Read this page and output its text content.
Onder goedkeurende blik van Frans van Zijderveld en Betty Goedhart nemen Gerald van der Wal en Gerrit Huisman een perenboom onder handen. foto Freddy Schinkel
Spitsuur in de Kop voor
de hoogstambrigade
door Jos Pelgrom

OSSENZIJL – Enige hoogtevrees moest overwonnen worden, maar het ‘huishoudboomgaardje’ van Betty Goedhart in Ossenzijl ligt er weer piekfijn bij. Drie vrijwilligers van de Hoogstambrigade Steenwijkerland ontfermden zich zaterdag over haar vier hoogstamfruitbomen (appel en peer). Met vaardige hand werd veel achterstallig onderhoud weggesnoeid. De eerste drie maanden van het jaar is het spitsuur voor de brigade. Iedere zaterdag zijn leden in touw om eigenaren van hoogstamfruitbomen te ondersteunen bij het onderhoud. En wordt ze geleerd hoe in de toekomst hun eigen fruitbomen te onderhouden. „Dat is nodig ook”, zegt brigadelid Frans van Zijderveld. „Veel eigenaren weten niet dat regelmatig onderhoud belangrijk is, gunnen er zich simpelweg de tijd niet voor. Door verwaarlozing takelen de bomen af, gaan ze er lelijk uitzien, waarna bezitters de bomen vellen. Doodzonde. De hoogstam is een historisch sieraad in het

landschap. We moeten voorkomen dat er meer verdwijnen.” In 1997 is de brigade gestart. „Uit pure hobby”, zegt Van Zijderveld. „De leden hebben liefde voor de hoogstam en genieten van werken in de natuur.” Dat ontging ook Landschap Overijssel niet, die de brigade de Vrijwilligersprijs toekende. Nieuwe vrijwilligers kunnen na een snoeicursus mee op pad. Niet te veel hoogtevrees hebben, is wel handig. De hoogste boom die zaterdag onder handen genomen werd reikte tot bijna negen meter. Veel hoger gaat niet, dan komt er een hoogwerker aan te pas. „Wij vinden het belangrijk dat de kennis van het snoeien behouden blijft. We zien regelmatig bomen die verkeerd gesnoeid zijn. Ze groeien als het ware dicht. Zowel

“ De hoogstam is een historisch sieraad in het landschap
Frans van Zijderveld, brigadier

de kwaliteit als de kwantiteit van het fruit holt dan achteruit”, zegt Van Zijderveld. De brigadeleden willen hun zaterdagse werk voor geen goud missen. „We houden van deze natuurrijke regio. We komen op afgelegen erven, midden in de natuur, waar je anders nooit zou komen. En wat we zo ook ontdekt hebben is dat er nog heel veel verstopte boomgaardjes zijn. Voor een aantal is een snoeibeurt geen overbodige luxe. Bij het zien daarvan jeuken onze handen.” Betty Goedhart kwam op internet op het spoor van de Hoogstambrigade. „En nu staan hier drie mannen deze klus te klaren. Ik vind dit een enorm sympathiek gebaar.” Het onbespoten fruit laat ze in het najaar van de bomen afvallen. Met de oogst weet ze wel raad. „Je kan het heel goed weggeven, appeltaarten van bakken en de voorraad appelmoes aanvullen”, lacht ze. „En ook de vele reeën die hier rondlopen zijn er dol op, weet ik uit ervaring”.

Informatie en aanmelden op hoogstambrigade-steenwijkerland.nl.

▬▬▬

__Work order__: Each record must be transcribed word for word.

__Answer__:
Read this page and output its text content.
Onder goedkeurende blik van Frans van Zijderveld en Betty Goedhart nemen Gerald van der Wal en Gerrit Huisman een perenboom onder handen. foto Freddy Schinkel
Spitsuur in de Kop voor
de hoogstambrigade
door Jos Pelgrom

OSSENZIJL – Enige hoogtevrees moest overwonnen worden, maar het ‘huishoudboomgaardje’ van Betty Goedhart in Ossenzijl ligt er weer piekfijn bij. Drie vrijwilligers van de Hoogstambrigade Steenwijkerland ontfermden zich zaterdag over haar vier hoogstamfruitbomen (appel en peer). Met vaardige hand werd veel achterstallig onderhoud weggesnoeid. De eerste drie maanden van het jaar is het spitsuur voor de brigade. Iedere zaterdag zijn leden in touw om eigenaren van hoogstamfruitbomen te ondersteunen bij het onderhoud. En wordt ze geleerd hoe in de toekomst hun eigen fruitbomen te onderhouden. „Dat is nodig ook”, zegt brigadelid Frans van Zijderveld. „Veel eigenaren weten niet dat regelmatig onderhoud belangrijk is, gunnen er zich simpelweg de tijd niet voor. Door verwaarlozing takelen de bomen af, gaan ze er lelijk uitzien, waarna bezitters de bomen vellen. Doodzonde. De hoogstam is een historisch sieraad in het

landschap. We moeten voorkomen dat er meer verdwijnen.” In 1997 is de brigade gestart. „Uit pure hobby”, zegt Van Zijderveld. „De leden hebben liefde voor de hoogstam en genieten van werken in de natuur.” Dat ontging ook Landschap Overijssel niet, die de brigade de Vrijwilligersprijs toekende. Nieuwe vrijwilligers kunnen na een snoeicursus mee op pad. Niet te veel hoogtevrees hebben, is wel handig. De hoogste boom die zaterdag onder handen genomen werd reikte tot bijna negen meter. Veel hoger gaat niet, dan komt er een hoogwerker aan te pas. „Wij vinden het belangrijk dat de kennis van het snoeien behouden blijft. We zien regelmatig bomen die verkeerd gesnoeid zijn. Ze groeien als het ware dicht. Zowel

“ De hoogstam is een historisch sieraad in het landschap
Frans van Zijderveld, brigadier

de kwaliteit als de kwantiteit van het fruit holt dan achteruit”, zegt Van Zijderveld. De brigadeleden willen hun zaterdagse werk voor geen goud missen. „We houden van deze natuurrijke regio. We komen op afgelegen erven, midden in de natuur, waar je anders nooit zou komen. En wat we zo ook ontdekt hebben is dat er nog heel veel verstopte boomgaardjes zijn. Voor een aantal is een snoeibeurt geen overbodige luxe. Bij het zien daarvan jeuken onze handen.” Betty Goedhart kwam op internet op het spoor van de Hoogstambrigade. „En nu staan hier drie mannen deze klus te klaren. Ik vind dit een enorm sympathiek gebaar.” Het onbespoten fruit laat ze in het najaar van de bomen afvallen. Met de oogst weet ze wel raad. „Je kan het heel goed weggeven, appeltaarten van bakken en de voorraad appelmoes aanvullen”, lacht ze. „En ook de vele reeën die hier rondlopen zijn er dol op, weet ik uit ervaring”.

Informatie en aanmelden op hoogstambrigade-steenwijkerland.nl.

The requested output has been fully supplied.